* [What is being asked]:
Exclude the pictures and retype the entries as written.

Data records
--- Begin ---

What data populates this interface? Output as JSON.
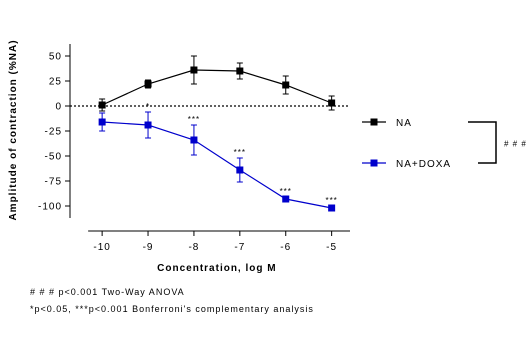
{
  "chart_data": {
    "type": "line",
    "title": "",
    "xlabel": "Concentration, log M",
    "ylabel": "Amplitude of contraction (%NA)",
    "x": [
      -10,
      -9,
      -8,
      -7,
      -6,
      -5
    ],
    "xlim": [
      -10.7,
      -4.6
    ],
    "ylim": [
      -112,
      62
    ],
    "x_tick_labels": [
      "-10",
      "-9",
      "-8",
      "-7",
      "-6",
      "-5"
    ],
    "y_ticks": [
      50,
      25,
      0,
      -25,
      -50,
      -75,
      -100
    ],
    "y_tick_labels": [
      "50",
      "25",
      "0",
      "-25",
      "-50",
      "-75",
      "-100"
    ],
    "zero_line": "dotted",
    "grid": false,
    "legend_position": "right",
    "series": [
      {
        "name": "NA",
        "color": "#000000",
        "marker": "square",
        "values": [
          1,
          22,
          36,
          35,
          21,
          3
        ],
        "error": [
          6,
          4,
          14,
          8,
          9,
          7
        ],
        "significance": [
          "",
          "",
          "",
          "",
          "",
          ""
        ]
      },
      {
        "name": "NA+DOXA",
        "color": "#0000cc",
        "marker": "square",
        "values": [
          -16,
          -19,
          -34,
          -64,
          -93,
          -102
        ],
        "error": [
          9,
          13,
          15,
          12,
          2,
          2
        ],
        "significance": [
          "",
          "*",
          "***",
          "***",
          "***",
          "***"
        ]
      }
    ],
    "annotations": {
      "bracket_label": "# # #"
    }
  },
  "footnotes": {
    "line1": "# # # p<0.001 Two-Way ANOVA",
    "line2": "*p<0.05, ***p<0.001 Bonferroni's complementary analysis"
  }
}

--- End ---

* [Expected answer]:
What data populates this interface? Output as JSON.
{
  "chart_data": {
    "type": "line",
    "title": "",
    "xlabel": "Concentration, log M",
    "ylabel": "Amplitude of contraction (%NA)",
    "x": [
      -10,
      -9,
      -8,
      -7,
      -6,
      -5
    ],
    "xlim": [
      -10.7,
      -4.6
    ],
    "ylim": [
      -112,
      62
    ],
    "x_tick_labels": [
      "-10",
      "-9",
      "-8",
      "-7",
      "-6",
      "-5"
    ],
    "y_ticks": [
      50,
      25,
      0,
      -25,
      -50,
      -75,
      -100
    ],
    "y_tick_labels": [
      "50",
      "25",
      "0",
      "-25",
      "-50",
      "-75",
      "-100"
    ],
    "zero_line": "dotted",
    "grid": false,
    "legend_position": "right",
    "series": [
      {
        "name": "NA",
        "color": "#000000",
        "marker": "square",
        "values": [
          1,
          22,
          36,
          35,
          21,
          3
        ],
        "error": [
          6,
          4,
          14,
          8,
          9,
          7
        ],
        "significance": [
          "",
          "",
          "",
          "",
          "",
          ""
        ]
      },
      {
        "name": "NA+DOXA",
        "color": "#0000cc",
        "marker": "square",
        "values": [
          -16,
          -19,
          -34,
          -64,
          -93,
          -102
        ],
        "error": [
          9,
          13,
          15,
          12,
          2,
          2
        ],
        "significance": [
          "",
          "*",
          "***",
          "***",
          "***",
          "***"
        ]
      }
    ],
    "annotations": {
      "bracket_label": "# # #"
    }
  },
  "footnotes": {
    "line1": "# # # p<0.001 Two-Way ANOVA",
    "line2": "*p<0.05, ***p<0.001 Bonferroni's complementary analysis"
  }
}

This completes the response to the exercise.